### Objective:
Take each line containing the word "ylabel" and copy it.
━━━━━ Dataset records
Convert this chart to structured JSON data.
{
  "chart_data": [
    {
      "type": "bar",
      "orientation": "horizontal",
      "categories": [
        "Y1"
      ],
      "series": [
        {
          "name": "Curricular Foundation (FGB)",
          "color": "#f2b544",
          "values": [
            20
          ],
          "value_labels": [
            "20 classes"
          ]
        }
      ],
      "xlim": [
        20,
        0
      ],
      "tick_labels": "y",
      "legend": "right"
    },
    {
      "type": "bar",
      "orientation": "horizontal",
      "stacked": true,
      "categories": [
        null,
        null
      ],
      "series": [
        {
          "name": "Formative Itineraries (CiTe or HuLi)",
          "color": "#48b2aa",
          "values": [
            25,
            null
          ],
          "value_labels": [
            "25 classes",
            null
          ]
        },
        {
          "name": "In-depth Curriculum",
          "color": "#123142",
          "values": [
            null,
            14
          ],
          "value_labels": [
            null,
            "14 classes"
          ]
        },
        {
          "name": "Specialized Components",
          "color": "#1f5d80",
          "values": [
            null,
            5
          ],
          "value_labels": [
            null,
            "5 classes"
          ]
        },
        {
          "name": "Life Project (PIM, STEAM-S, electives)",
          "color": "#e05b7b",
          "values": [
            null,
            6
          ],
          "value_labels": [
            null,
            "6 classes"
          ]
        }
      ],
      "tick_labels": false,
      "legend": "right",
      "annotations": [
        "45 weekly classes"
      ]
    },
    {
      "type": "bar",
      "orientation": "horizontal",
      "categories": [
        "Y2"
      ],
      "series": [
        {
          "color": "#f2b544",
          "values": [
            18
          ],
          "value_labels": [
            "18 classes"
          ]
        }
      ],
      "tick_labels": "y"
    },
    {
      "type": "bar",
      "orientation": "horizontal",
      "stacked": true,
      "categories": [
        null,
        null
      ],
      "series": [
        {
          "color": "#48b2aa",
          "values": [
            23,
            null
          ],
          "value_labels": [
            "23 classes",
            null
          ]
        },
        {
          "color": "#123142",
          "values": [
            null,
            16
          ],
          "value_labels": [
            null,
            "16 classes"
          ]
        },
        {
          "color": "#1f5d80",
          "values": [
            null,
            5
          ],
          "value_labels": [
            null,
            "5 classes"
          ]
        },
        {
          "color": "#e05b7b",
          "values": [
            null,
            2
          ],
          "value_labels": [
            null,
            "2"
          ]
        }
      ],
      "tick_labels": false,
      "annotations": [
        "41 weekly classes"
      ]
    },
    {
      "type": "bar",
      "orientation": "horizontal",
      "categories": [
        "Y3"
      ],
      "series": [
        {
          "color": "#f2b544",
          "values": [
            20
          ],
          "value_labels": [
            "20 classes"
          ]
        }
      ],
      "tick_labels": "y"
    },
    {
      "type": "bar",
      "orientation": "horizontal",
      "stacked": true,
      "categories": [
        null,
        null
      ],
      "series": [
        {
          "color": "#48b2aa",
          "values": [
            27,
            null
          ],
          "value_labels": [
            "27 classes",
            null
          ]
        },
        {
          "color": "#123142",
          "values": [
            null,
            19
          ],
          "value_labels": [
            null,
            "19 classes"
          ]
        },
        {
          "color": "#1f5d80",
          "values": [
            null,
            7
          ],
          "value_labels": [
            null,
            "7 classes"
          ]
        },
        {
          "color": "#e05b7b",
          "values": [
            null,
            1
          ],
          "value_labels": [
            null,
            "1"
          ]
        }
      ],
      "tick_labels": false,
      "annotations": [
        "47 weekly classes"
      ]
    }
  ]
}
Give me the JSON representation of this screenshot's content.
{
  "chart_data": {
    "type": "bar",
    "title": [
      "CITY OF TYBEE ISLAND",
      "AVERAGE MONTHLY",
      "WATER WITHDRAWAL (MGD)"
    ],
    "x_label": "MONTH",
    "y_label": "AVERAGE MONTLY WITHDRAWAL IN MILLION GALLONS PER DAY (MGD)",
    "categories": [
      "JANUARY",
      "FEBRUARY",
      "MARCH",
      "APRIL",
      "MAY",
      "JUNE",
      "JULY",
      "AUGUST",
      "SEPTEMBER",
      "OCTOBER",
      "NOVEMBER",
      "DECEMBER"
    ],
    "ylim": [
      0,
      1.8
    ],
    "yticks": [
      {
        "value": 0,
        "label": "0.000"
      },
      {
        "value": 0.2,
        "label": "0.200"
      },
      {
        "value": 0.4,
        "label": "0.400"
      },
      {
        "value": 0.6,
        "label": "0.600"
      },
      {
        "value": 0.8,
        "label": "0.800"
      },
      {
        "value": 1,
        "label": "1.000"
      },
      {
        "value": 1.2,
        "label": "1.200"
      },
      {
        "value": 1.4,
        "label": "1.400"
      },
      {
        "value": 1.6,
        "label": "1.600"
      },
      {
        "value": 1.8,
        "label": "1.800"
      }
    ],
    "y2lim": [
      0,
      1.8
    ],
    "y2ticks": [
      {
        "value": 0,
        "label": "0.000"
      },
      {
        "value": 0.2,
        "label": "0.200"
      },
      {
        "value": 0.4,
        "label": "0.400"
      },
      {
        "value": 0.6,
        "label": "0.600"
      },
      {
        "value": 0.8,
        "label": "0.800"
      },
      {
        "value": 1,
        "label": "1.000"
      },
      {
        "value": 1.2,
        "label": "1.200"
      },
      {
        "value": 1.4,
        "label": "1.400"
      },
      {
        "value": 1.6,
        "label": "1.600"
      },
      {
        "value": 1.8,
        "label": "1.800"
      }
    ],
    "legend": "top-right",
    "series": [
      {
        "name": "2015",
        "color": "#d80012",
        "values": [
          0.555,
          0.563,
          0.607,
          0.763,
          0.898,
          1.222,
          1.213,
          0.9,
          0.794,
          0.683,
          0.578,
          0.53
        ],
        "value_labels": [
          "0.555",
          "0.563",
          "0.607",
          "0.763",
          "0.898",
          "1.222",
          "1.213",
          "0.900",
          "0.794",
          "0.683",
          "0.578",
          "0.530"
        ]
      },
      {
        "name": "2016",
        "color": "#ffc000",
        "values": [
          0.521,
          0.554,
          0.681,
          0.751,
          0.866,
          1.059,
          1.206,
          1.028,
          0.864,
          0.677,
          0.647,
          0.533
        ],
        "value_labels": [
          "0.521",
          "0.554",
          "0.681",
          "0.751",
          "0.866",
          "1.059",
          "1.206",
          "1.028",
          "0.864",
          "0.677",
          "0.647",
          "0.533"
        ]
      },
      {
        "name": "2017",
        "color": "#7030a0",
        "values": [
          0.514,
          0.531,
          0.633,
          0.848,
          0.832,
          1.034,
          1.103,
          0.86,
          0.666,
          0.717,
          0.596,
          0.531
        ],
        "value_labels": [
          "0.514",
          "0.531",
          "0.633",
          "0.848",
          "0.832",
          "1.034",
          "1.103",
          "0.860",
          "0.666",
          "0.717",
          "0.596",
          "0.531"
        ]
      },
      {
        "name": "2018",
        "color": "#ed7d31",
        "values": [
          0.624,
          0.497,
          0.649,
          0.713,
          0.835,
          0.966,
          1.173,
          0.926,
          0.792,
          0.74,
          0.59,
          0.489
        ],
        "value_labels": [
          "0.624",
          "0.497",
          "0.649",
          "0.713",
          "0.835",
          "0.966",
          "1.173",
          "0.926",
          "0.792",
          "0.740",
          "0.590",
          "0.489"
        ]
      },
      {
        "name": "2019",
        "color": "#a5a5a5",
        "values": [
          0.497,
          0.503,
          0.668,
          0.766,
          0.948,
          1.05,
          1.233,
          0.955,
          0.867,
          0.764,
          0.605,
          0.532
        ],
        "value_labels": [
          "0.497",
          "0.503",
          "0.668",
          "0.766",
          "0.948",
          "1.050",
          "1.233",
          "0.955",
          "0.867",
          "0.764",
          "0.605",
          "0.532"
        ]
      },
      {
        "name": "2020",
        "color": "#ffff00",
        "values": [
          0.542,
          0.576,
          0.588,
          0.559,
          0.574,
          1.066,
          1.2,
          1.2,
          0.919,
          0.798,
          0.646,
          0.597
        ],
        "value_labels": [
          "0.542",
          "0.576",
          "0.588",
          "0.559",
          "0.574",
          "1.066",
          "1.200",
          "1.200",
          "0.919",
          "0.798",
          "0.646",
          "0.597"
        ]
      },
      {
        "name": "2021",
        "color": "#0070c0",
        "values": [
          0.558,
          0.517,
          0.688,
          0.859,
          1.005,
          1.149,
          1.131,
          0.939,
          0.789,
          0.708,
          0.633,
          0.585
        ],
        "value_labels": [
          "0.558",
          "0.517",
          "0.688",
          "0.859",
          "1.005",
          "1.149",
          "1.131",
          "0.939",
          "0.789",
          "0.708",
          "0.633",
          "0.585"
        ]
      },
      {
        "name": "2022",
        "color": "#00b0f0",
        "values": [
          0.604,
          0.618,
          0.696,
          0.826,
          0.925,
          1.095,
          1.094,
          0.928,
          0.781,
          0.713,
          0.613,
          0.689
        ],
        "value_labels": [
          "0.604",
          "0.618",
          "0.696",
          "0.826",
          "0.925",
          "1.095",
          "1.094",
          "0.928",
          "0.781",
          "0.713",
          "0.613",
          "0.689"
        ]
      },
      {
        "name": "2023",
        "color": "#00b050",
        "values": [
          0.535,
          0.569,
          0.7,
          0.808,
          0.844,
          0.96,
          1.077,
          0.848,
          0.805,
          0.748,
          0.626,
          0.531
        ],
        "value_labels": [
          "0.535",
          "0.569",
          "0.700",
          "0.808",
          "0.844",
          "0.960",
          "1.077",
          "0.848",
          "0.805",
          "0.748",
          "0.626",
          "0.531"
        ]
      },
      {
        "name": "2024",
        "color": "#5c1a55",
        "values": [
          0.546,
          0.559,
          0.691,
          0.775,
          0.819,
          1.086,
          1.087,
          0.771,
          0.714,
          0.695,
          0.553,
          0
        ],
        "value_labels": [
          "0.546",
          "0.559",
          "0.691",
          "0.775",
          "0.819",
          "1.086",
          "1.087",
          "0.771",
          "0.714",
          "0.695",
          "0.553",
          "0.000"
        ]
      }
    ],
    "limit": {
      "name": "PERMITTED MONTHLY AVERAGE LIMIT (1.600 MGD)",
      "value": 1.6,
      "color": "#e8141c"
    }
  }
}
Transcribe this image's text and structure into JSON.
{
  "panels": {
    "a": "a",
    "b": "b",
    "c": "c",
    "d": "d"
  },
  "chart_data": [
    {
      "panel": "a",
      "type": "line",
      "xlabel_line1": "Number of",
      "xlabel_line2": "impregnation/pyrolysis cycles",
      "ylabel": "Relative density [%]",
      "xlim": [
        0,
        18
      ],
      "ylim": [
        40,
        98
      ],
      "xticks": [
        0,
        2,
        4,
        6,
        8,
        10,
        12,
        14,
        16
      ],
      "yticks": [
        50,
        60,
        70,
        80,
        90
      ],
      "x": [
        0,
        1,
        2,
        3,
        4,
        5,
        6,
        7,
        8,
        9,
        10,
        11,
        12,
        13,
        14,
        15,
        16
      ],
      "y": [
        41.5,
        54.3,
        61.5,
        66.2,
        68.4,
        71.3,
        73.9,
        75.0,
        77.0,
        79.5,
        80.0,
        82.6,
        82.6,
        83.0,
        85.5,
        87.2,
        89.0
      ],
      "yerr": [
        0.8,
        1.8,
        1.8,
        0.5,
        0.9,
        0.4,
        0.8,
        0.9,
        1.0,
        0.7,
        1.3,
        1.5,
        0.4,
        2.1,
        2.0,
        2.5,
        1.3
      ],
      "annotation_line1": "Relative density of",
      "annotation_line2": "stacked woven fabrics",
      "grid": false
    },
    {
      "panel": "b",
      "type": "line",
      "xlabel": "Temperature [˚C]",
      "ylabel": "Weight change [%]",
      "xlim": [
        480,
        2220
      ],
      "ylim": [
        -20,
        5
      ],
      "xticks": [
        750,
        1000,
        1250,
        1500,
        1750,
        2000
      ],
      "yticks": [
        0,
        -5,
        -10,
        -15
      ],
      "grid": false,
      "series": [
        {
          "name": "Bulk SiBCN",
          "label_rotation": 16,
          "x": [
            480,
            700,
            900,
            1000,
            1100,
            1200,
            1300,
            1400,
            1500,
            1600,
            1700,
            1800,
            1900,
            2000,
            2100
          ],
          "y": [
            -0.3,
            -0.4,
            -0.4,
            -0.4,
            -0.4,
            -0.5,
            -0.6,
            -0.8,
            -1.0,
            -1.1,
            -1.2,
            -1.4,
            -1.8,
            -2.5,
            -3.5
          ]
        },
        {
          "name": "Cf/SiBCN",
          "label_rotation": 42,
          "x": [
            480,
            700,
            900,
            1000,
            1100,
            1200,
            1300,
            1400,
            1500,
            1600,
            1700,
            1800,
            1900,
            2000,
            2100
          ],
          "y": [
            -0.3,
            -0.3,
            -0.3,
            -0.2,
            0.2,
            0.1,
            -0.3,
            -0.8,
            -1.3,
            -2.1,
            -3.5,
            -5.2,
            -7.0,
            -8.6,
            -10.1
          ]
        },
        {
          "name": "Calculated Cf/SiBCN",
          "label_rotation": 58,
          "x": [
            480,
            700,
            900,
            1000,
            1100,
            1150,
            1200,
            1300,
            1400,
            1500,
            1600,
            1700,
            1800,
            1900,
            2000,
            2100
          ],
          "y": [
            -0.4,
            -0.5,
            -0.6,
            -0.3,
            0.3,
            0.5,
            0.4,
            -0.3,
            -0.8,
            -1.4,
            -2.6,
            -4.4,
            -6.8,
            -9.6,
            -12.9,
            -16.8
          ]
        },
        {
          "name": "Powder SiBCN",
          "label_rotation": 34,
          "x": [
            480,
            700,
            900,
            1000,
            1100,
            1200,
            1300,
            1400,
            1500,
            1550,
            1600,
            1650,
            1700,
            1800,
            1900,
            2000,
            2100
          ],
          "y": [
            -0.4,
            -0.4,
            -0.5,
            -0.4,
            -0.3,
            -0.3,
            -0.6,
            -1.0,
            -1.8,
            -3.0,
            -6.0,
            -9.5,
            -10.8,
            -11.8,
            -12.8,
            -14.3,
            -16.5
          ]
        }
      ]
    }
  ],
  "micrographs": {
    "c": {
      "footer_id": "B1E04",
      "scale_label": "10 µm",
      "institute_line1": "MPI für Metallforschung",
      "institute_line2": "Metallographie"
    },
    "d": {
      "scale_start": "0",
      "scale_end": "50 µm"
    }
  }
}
━━━━━━━━━━
### Output for this task:
      "ylabel": "Relative density [%]",
      "ylabel": "Weight change [%]",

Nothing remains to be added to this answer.